> Extract to read

______________________________

Related: Reminder: It Is Illegal to Ride Scooters On City Sidewalks => https://sf.curbed.com/2016/6/1/11831080/scooters-sidewalks-i...

> It's the fact that the riders of these "e-scooters" almost always ride on the sidewalks / footpaths and cause safety hazard to pedestrians.

It's more dangerous to ride them on streets, even on bike paths. Who cares if it's illegal? I'd rather ride on the sidewalk then get hit by a car trying to pass me at 45 mph.

> Who cares if it's illegal?

The pedestrians that are endangered by relatively high speed motorized vehicles riding on sidewalks care. It's totally reasonable for you to not want to ride a scooter on the street, but that doesn't entitle you to break the law and make sidewalks less safe for others.

I really haven't seen scooter riding on the sidewalk as a problem out in my area. People already ride bikes and skateboards and everything else, plus, a lot of sidewalks are under utilized with very few pedestrians as it is.
And what entitles drivers to make the streets very unsafe for everyone?
The democratic law of the land. I don't like it any more than you do - I'm all for increased penalties when drivers kill people, and/or banning cars from city-center streets - but society functions when people follow the democratic process to change laws they disagree with rather than just breaking them.

______________________________

> Record excerpts
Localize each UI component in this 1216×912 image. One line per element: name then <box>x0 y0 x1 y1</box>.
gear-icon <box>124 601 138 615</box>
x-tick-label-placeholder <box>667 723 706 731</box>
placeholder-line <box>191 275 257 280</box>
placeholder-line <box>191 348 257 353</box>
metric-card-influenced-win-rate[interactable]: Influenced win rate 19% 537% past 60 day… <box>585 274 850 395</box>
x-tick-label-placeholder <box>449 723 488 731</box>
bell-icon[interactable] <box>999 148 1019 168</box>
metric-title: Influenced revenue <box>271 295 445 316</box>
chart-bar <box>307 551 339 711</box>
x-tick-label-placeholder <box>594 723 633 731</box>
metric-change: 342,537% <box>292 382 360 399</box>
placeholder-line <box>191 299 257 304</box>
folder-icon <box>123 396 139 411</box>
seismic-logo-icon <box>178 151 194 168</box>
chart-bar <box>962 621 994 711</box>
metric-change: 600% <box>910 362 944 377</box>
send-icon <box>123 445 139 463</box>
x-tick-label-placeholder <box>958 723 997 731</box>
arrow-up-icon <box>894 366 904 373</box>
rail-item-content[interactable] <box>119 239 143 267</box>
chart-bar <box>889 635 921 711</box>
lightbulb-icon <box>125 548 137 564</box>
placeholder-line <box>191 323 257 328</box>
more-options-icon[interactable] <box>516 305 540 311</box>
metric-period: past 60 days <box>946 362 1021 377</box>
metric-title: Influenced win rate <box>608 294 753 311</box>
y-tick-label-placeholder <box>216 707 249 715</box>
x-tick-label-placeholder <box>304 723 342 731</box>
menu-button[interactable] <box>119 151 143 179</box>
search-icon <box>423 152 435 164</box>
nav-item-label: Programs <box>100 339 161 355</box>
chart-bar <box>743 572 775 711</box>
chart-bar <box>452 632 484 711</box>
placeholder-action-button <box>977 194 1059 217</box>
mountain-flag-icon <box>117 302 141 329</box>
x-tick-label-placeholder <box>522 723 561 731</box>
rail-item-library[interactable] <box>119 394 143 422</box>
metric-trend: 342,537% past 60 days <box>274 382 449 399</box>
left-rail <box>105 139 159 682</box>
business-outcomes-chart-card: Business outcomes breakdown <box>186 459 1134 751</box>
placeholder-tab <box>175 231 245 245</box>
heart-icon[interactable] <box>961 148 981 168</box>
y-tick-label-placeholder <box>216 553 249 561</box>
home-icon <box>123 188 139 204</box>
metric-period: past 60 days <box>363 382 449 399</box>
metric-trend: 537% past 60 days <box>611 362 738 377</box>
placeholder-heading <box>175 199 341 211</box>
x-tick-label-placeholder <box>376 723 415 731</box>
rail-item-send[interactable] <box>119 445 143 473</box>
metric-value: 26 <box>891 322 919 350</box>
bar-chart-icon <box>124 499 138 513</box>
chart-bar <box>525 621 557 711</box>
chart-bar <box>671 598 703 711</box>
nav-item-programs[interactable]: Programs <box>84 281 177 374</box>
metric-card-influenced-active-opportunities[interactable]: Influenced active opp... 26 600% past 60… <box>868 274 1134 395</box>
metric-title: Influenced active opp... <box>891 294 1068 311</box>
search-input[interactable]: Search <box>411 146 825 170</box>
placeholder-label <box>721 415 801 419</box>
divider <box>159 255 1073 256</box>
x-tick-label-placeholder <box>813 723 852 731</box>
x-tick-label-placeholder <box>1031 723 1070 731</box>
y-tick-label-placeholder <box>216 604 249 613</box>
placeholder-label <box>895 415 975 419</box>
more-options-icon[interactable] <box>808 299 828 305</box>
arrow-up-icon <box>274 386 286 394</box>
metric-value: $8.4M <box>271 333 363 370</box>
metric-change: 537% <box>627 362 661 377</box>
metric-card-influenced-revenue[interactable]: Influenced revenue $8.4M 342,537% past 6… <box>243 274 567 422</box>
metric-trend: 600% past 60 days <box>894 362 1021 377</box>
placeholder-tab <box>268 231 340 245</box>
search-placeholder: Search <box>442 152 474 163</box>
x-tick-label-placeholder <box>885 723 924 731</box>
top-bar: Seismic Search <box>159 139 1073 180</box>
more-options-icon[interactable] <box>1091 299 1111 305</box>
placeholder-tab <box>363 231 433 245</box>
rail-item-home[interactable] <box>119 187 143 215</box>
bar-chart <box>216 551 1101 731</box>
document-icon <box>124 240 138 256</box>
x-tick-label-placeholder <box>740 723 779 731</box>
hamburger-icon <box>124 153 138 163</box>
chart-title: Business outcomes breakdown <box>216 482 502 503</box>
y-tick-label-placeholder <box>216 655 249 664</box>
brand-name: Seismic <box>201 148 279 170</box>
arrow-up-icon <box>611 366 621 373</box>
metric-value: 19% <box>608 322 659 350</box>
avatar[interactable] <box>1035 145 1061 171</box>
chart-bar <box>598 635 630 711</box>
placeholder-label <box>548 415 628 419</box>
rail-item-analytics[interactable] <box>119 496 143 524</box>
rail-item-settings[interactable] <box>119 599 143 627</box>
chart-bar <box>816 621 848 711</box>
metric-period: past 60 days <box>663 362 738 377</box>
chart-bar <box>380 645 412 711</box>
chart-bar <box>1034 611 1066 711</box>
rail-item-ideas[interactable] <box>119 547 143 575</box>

______________________________

> Instructions to follow
Please write what comes next in the sidewalk scooter discussion, picking up after its final line. The rows have no connection to the sidewalk scooter discussion.

> Answer to this task
Breaking laws is almost always the first stage of having them fixed. People can now see there is a demand for electric scooters and they need a safe way to ride them. Without riding them on the footpath there would never be any visible demand for them and everyone would just continue driving to work.
It's the cars that kill and maim pedestrians and drive scooter riders to the sidewalks. They're your real enemy.
At least for bikes, it's fairly well accepted that riding on the sidewalk is less safe than riding on the road: http://bicyclesafe.com/#crosswalk

The chance of getting hit from behind likely decreases on the sidewalk, but the chance of getting hit from turning vehicles increases greatly. The chance of being hit by turning vehicles is higher in general as far as I remember, too.

  It's more dangerous to ride them on streets, even on bike paths. Who cares if it's illegal?
The same would apply to motorcycles. It's clearly safer for the motorcyclist to ride on the sidewalk than on the road, in the mix with cars.

Who cares if it's illegal? Pretty much everyone else.

FWIW I sometimes use a Lime to get to work in Oakland on a straight-shot road, with a bike lane, that already has a bus doing that exact route.

I use the scooter because its faster than the bus for about the same price ~$3. And super fun.

I don't agree, London and Paris really took to their bike share systems. This will appeal to even more people.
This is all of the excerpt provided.